#### Exercise brief
Scan the data below for the string "chip". Copy every line where it appears.

#### Record set
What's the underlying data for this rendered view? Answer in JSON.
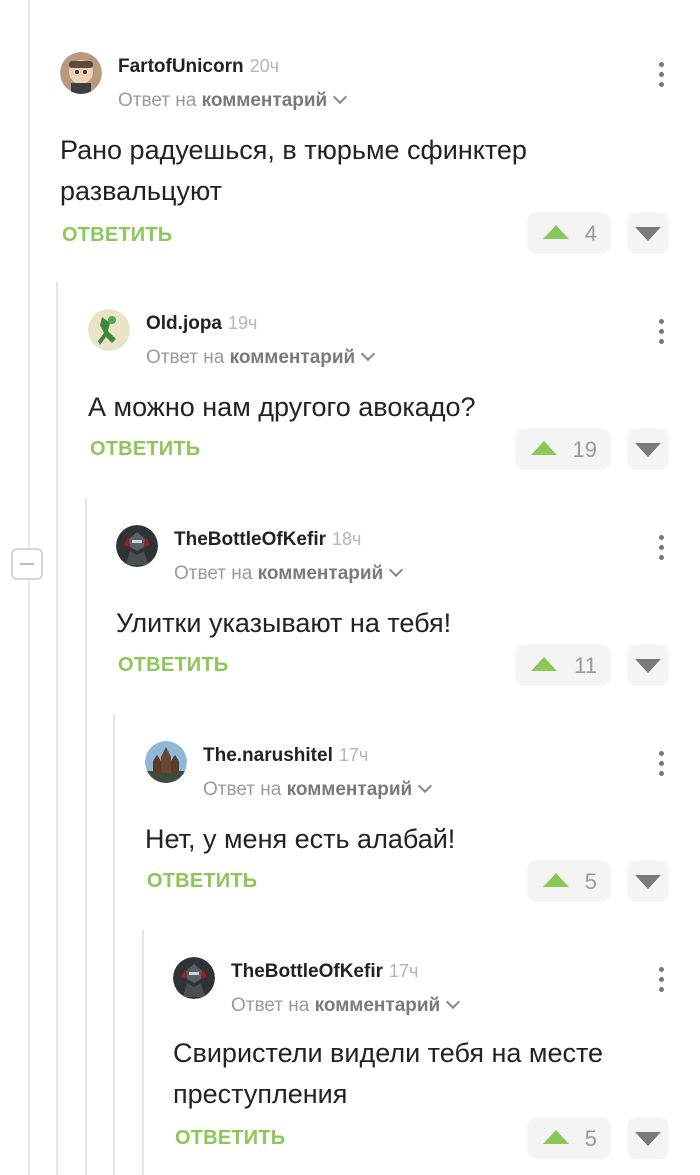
{
  "comments": [
    {
      "author": "FartofUnicorn",
      "time": "20ч",
      "reply_prefix": "Ответ на",
      "reply_target": "комментарий",
      "text_lines": [
        "Рано радуешься, в тюрьме сфинктер",
        "развальцуют"
      ],
      "reply_label": "ОТВЕТИТЬ",
      "votes": "4",
      "avatar_icon": "cartoon-face-avatar"
    },
    {
      "author": "Old.jopa",
      "time": "19ч",
      "reply_prefix": "Ответ на",
      "reply_target": "комментарий",
      "text_lines": [
        "А можно нам другого авокадо?"
      ],
      "reply_label": "ОТВЕТИТЬ",
      "votes": "19",
      "avatar_icon": "green-figure-avatar"
    },
    {
      "author": "TheBottleOfKefir",
      "time": "18ч",
      "reply_prefix": "Ответ на",
      "reply_target": "комментарий",
      "text_lines": [
        "Улитки указывают на тебя!"
      ],
      "reply_label": "ОТВЕТИТЬ",
      "votes": "11",
      "avatar_icon": "dark-knight-avatar"
    },
    {
      "author": "The.narushitel",
      "time": "17ч",
      "reply_prefix": "Ответ на",
      "reply_target": "комментарий",
      "text_lines": [
        "Нет, у меня есть алабай!"
      ],
      "reply_label": "ОТВЕТИТЬ",
      "votes": "5",
      "avatar_icon": "castle-avatar"
    },
    {
      "author": "TheBottleOfKefir",
      "time": "17ч",
      "reply_prefix": "Ответ на",
      "reply_target": "комментарий",
      "text_lines": [
        "Свиристели видели тебя на месте",
        "преступления"
      ],
      "reply_label": "ОТВЕТИТЬ",
      "votes": "5",
      "avatar_icon": "dark-knight-avatar"
    }
  ],
  "colors": {
    "accent_green": "#8ac858",
    "text": "#222222",
    "muted": "#9a9a9a",
    "thread_line": "#e6e6e6"
  }
}
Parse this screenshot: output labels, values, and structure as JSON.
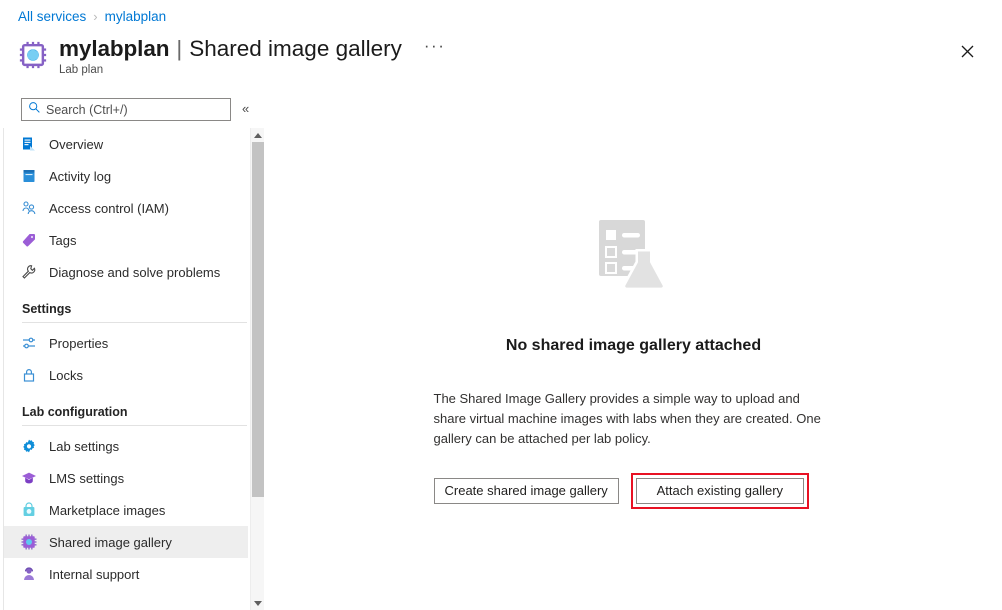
{
  "breadcrumb": {
    "items": [
      {
        "label": "All services",
        "icon": ""
      },
      {
        "label": "mylabplan",
        "icon": ""
      }
    ],
    "separator": "›"
  },
  "header": {
    "resource_icon": "lab-plan-chip-icon",
    "title": "mylabplan",
    "pipe": "|",
    "page": "Shared image gallery",
    "ellipsis": "···",
    "subtitle": "Lab plan",
    "close_icon": "close-icon"
  },
  "search": {
    "placeholder": "Search (Ctrl+/)",
    "value": "",
    "icon": "search-icon",
    "collapse_icon": "«"
  },
  "sidebar": {
    "items": [
      {
        "label": "Overview",
        "icon": "overview-icon",
        "type": "item",
        "selected": false
      },
      {
        "label": "Activity log",
        "icon": "activity-log-icon",
        "type": "item",
        "selected": false
      },
      {
        "label": "Access control (IAM)",
        "icon": "access-control-icon",
        "type": "item",
        "selected": false
      },
      {
        "label": "Tags",
        "icon": "tags-icon",
        "type": "item",
        "selected": false
      },
      {
        "label": "Diagnose and solve problems",
        "icon": "diagnose-icon",
        "type": "item",
        "selected": false
      },
      {
        "label": "Settings",
        "type": "group"
      },
      {
        "label": "Properties",
        "icon": "properties-icon",
        "type": "item",
        "selected": false
      },
      {
        "label": "Locks",
        "icon": "lock-icon",
        "type": "item",
        "selected": false
      },
      {
        "label": "Lab configuration",
        "type": "group"
      },
      {
        "label": "Lab settings",
        "icon": "gear-icon",
        "type": "item",
        "selected": false
      },
      {
        "label": "LMS settings",
        "icon": "graduation-cap-icon",
        "type": "item",
        "selected": false
      },
      {
        "label": "Marketplace images",
        "icon": "marketplace-icon",
        "type": "item",
        "selected": false
      },
      {
        "label": "Shared image gallery",
        "icon": "shared-gallery-chip-icon",
        "type": "item",
        "selected": true
      },
      {
        "label": "Internal support",
        "icon": "internal-support-icon",
        "type": "item",
        "selected": false
      }
    ],
    "scrollbar": {
      "up_arrow": "▲",
      "down_arrow": "▼"
    }
  },
  "main": {
    "illustration": "empty-checklist-flask-icon",
    "title": "No shared image gallery attached",
    "description": "The Shared Image Gallery provides a simple way to upload and share virtual machine images with labs when they are created. One gallery can be attached per lab policy.",
    "primary_button": "Create shared image gallery",
    "secondary_button": "Attach existing gallery"
  },
  "colors": {
    "link": "#0078d4",
    "highlight": "#e81123",
    "selected_row": "#eeeeee",
    "illustration": "#d6d6d6"
  }
}
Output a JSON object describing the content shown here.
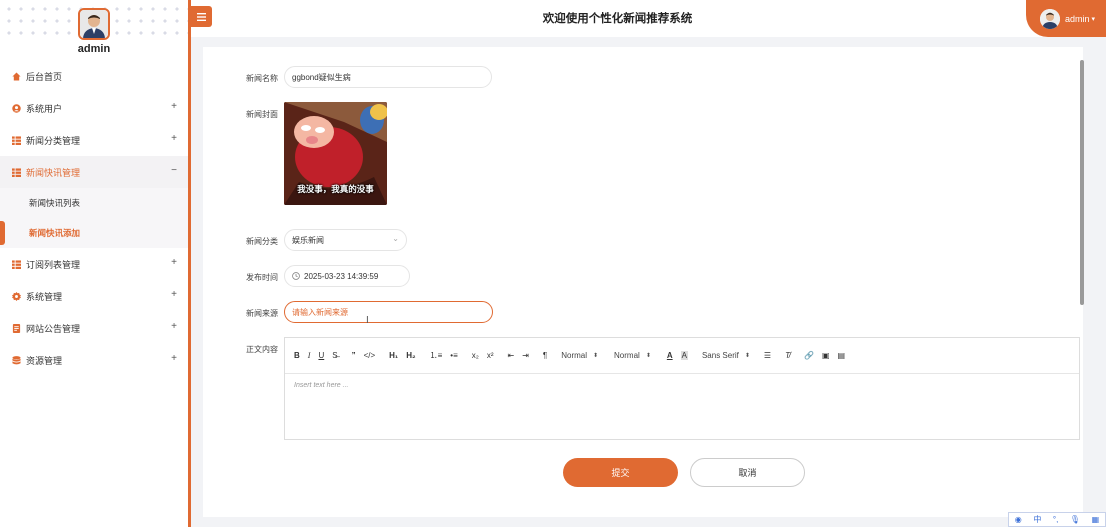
{
  "user": {
    "name": "admin"
  },
  "header": {
    "title": "欢迎使用个性化新闻推荐系统",
    "user_label": "admin"
  },
  "sidebar": {
    "items": [
      {
        "label": "后台首页",
        "icon": "home-icon",
        "expand": ""
      },
      {
        "label": "系统用户",
        "icon": "user-icon",
        "expand": "+"
      },
      {
        "label": "新闻分类管理",
        "icon": "grid-icon",
        "expand": "+"
      },
      {
        "label": "新闻快讯管理",
        "icon": "grid-icon",
        "expand": "−",
        "active": true
      },
      {
        "label": "订阅列表管理",
        "icon": "grid-icon",
        "expand": "+"
      },
      {
        "label": "系统管理",
        "icon": "gear-icon",
        "expand": "+"
      },
      {
        "label": "网站公告管理",
        "icon": "document-icon",
        "expand": "+"
      },
      {
        "label": "资源管理",
        "icon": "database-icon",
        "expand": "+"
      }
    ],
    "subitems": [
      {
        "label": "新闻快讯列表"
      },
      {
        "label": "新闻快讯添加",
        "active": true
      }
    ]
  },
  "form": {
    "title_label": "新闻名称",
    "title_value": "ggbond疑似生病",
    "cover_label": "新闻封面",
    "cover_caption": "我没事，我真的没事",
    "category_label": "新闻分类",
    "category_value": "娱乐新闻",
    "time_label": "发布时间",
    "time_value": "2025-03-23 14:39:59",
    "source_label": "新闻来源",
    "source_placeholder": "请输入新闻来源",
    "content_label": "正文内容"
  },
  "editor": {
    "heading_select": "Normal",
    "size_select": "Normal",
    "font_select": "Sans Serif",
    "placeholder": "Insert text here ...",
    "h1": "H₁",
    "h2": "H₂"
  },
  "buttons": {
    "submit": "提交",
    "cancel": "取消"
  },
  "ime_bar": {
    "lang": "中"
  },
  "colors": {
    "accent": "#e06a32",
    "background": "#f2f3f6"
  }
}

#### Exercise answer
    "resource_icon": "lab-plan-chip-icon",
        "icon": "shared-gallery-chip-icon",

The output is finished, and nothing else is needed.